## [Task brief]
Restate the entries below word for word, omitting nothing.

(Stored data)
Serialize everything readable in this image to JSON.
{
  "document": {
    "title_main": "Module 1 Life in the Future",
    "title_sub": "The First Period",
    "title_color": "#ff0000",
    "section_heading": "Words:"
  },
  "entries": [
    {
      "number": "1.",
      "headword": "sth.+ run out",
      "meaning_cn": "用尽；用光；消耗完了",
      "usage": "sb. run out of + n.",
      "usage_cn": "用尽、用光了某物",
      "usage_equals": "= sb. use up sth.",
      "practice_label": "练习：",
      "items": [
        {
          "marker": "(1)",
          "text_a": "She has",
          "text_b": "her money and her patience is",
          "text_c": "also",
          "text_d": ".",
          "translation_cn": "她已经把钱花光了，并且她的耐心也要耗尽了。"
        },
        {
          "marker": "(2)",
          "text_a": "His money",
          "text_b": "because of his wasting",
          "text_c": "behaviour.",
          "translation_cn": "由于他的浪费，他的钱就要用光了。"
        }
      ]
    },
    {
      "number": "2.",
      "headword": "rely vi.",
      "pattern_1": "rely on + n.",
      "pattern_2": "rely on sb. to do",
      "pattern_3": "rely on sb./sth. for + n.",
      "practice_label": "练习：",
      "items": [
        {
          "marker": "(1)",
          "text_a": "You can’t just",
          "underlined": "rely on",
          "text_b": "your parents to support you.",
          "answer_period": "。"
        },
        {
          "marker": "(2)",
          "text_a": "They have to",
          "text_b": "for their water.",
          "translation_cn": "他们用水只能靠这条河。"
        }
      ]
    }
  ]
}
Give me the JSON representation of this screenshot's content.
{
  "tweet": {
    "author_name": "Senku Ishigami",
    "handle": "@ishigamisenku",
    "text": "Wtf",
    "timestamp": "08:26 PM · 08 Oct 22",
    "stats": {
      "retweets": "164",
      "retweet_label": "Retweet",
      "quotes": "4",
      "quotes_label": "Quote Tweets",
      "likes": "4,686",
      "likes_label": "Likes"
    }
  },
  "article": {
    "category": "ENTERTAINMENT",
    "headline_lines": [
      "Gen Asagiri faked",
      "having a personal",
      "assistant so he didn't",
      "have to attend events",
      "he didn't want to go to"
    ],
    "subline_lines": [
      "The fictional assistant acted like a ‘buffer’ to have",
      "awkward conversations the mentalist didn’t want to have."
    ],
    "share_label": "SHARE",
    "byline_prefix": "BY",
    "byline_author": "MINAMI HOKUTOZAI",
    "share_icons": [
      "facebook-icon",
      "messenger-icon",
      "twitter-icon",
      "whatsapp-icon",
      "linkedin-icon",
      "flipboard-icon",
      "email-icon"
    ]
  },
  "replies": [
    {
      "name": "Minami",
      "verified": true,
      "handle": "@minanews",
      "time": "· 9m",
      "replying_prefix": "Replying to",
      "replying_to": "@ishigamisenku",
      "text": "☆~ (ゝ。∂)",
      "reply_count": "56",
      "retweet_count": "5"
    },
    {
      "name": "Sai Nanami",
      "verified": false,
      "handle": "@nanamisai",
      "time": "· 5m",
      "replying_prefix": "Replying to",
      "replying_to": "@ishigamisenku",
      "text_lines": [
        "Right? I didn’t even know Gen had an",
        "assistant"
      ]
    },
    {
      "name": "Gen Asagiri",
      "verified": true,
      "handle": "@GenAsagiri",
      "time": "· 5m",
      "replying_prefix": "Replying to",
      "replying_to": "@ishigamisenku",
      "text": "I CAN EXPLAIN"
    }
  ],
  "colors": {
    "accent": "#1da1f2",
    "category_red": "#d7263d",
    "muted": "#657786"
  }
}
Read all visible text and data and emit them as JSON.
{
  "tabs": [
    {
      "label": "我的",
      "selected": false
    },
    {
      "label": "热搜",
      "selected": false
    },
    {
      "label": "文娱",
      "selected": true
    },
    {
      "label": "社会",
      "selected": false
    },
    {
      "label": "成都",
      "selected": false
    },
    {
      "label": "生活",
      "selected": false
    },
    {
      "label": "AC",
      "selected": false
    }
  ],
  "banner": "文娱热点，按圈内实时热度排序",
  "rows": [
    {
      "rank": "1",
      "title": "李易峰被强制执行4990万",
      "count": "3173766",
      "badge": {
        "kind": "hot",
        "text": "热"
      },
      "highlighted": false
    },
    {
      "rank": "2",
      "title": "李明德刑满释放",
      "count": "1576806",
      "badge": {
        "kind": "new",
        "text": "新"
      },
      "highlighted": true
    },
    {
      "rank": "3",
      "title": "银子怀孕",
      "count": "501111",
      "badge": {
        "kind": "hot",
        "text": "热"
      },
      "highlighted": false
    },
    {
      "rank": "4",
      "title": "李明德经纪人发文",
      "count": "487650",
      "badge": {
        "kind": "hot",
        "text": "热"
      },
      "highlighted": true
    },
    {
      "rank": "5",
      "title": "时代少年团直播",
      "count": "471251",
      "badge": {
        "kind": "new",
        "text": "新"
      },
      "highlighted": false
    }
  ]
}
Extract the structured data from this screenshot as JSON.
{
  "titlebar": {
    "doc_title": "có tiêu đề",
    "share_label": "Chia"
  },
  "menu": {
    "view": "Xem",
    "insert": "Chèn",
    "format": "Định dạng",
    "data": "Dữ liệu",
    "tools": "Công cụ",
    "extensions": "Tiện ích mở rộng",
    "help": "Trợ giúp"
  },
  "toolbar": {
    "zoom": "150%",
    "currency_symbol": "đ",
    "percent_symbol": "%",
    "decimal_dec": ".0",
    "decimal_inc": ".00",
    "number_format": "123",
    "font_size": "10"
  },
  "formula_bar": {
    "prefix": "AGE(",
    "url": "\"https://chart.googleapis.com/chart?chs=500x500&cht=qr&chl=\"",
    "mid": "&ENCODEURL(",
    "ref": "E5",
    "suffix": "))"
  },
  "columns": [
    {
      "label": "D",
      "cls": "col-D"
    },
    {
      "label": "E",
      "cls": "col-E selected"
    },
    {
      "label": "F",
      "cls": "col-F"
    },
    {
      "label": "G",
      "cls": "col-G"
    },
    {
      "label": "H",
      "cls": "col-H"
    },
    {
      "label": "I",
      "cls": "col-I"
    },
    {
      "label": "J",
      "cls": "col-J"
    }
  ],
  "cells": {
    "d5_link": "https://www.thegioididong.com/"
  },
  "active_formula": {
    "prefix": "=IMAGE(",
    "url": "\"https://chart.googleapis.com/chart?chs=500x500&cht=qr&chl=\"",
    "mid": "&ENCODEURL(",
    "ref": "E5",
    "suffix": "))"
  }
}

## [Output of the task]
Serialize everything readable in this image to JSON.
{
  "document": {
    "title_main": "Module 1 Life in the Future",
    "title_sub": "The First Period",
    "title_color": "#ff0000",
    "section_heading": "Words:"
  },
  "entries": [
    {
      "number": "1.",
      "headword": "sth.+ run out",
      "meaning_cn": "用尽；用光；消耗完了",
      "usage": "sb. run out of + n.",
      "usage_cn": "用尽、用光了某物",
      "usage_equals": "= sb. use up sth.",
      "practice_label": "练习：",
      "items": [
        {
          "marker": "(1)",
          "text_a": "She has",
          "text_b": "her money and her patience is",
          "text_c": "also",
          "text_d": ".",
          "translation_cn": "她已经把钱花光了，并且她的耐心也要耗尽了。"
        },
        {
          "marker": "(2)",
          "text_a": "His money",
          "text_b": "because of his wasting",
          "text_c": "behaviour.",
          "translation_cn": "由于他的浪费，他的钱就要用光了。"
        }
      ]
    },
    {
      "number": "2.",
      "headword": "rely vi.",
      "pattern_1": "rely on + n.",
      "pattern_2": "rely on sb. to do",
      "pattern_3": "rely on sb./sth. for + n.",
      "practice_label": "练习：",
      "items": [
        {
          "marker": "(1)",
          "text_a": "You can’t just",
          "underlined": "rely on",
          "text_b": "your parents to support you.",
          "answer_period": "。"
        },
        {
          "marker": "(2)",
          "text_a": "They have to",
          "text_b": "for their water.",
          "translation_cn": "他们用水只能靠这条河。"
        }
      ]
    }
  ]
}
Give me the JSON representation of this screenshot's content.
{
  "tweet": {
    "author_name": "Senku Ishigami",
    "handle": "@ishigamisenku",
    "text": "Wtf",
    "timestamp": "08:26 PM · 08 Oct 22",
    "stats": {
      "retweets": "164",
      "retweet_label": "Retweet",
      "quotes": "4",
      "quotes_label": "Quote Tweets",
      "likes": "4,686",
      "likes_label": "Likes"
    }
  },
  "article": {
    "category": "ENTERTAINMENT",
    "headline_lines": [
      "Gen Asagiri faked",
      "having a personal",
      "assistant so he didn't",
      "have to attend events",
      "he didn't want to go to"
    ],
    "subline_lines": [
      "The fictional assistant acted like a ‘buffer’ to have",
      "awkward conversations the mentalist didn’t want to have."
    ],
    "share_label": "SHARE",
    "byline_prefix": "BY",
    "byline_author": "MINAMI HOKUTOZAI",
    "share_icons": [
      "facebook-icon",
      "messenger-icon",
      "twitter-icon",
      "whatsapp-icon",
      "linkedin-icon",
      "flipboard-icon",
      "email-icon"
    ]
  },
  "replies": [
    {
      "name": "Minami",
      "verified": true,
      "handle": "@minanews",
      "time": "· 9m",
      "replying_prefix": "Replying to",
      "replying_to": "@ishigamisenku",
      "text": "☆~ (ゝ。∂)",
      "reply_count": "56",
      "retweet_count": "5"
    },
    {
      "name": "Sai Nanami",
      "verified": false,
      "handle": "@nanamisai",
      "time": "· 5m",
      "replying_prefix": "Replying to",
      "replying_to": "@ishigamisenku",
      "text_lines": [
        "Right? I didn’t even know Gen had an",
        "assistant"
      ]
    },
    {
      "name": "Gen Asagiri",
      "verified": true,
      "handle": "@GenAsagiri",
      "time": "· 5m",
      "replying_prefix": "Replying to",
      "replying_to": "@ishigamisenku",
      "text": "I CAN EXPLAIN"
    }
  ],
  "colors": {
    "accent": "#1da1f2",
    "category_red": "#d7263d",
    "muted": "#657786"
  }
}
Read all visible text and data and emit them as JSON.
{
  "tabs": [
    {
      "label": "我的",
      "selected": false
    },
    {
      "label": "热搜",
      "selected": false
    },
    {
      "label": "文娱",
      "selected": true
    },
    {
      "label": "社会",
      "selected": false
    },
    {
      "label": "成都",
      "selected": false
    },
    {
      "label": "生活",
      "selected": false
    },
    {
      "label": "AC",
      "selected": false
    }
  ],
  "banner": "文娱热点，按圈内实时热度排序",
  "rows": [
    {
      "rank": "1",
      "title": "李易峰被强制执行4990万",
      "count": "3173766",
      "badge": {
        "kind": "hot",
        "text": "热"
      },
      "highlighted": false
    },
    {
      "rank": "2",
      "title": "李明德刑满释放",
      "count": "1576806",
      "badge": {
        "kind": "new",
        "text": "新"
      },
      "highlighted": true
    },
    {
      "rank": "3",
      "title": "银子怀孕",
      "count": "501111",
      "badge": {
        "kind": "hot",
        "text": "热"
      },
      "highlighted": false
    },
    {
      "rank": "4",
      "title": "李明德经纪人发文",
      "count": "487650",
      "badge": {
        "kind": "hot",
        "text": "热"
      },
      "highlighted": true
    },
    {
      "rank": "5",
      "title": "时代少年团直播",
      "count": "471251",
      "badge": {
        "kind": "new",
        "text": "新"
      },
      "highlighted": false
    }
  ]
}
Extract the structured data from this screenshot as JSON.
{
  "titlebar": {
    "doc_title": "có tiêu đề",
    "share_label": "Chia"
  },
  "menu": {
    "view": "Xem",
    "insert": "Chèn",
    "format": "Định dạng",
    "data": "Dữ liệu",
    "tools": "Công cụ",
    "extensions": "Tiện ích mở rộng",
    "help": "Trợ giúp"
  },
  "toolbar": {
    "zoom": "150%",
    "currency_symbol": "đ",
    "percent_symbol": "%",
    "decimal_dec": ".0",
    "decimal_inc": ".00",
    "number_format": "123",
    "font_size": "10"
  },
  "formula_bar": {
    "prefix": "AGE(",
    "url": "\"https://chart.googleapis.com/chart?chs=500x500&cht=qr&chl=\"",
    "mid": "&ENCODEURL(",
    "ref": "E5",
    "suffix": "))"
  },
  "columns": [
    {
      "label": "D",
      "cls": "col-D"
    },
    {
      "label": "E",
      "cls": "col-E selected"
    },
    {
      "label": "F",
      "cls": "col-F"
    },
    {
      "label": "G",
      "cls": "col-G"
    },
    {
      "label": "H",
      "cls": "col-H"
    },
    {
      "label": "I",
      "cls": "col-I"
    },
    {
      "label": "J",
      "cls": "col-J"
    }
  ],
  "cells": {
    "d5_link": "https://www.thegioididong.com/"
  },
  "active_formula": {
    "prefix": "=IMAGE(",
    "url": "\"https://chart.googleapis.com/chart?chs=500x500&cht=qr&chl=\"",
    "mid": "&ENCODEURL(",
    "ref": "E5",
    "suffix": "))"
  }
}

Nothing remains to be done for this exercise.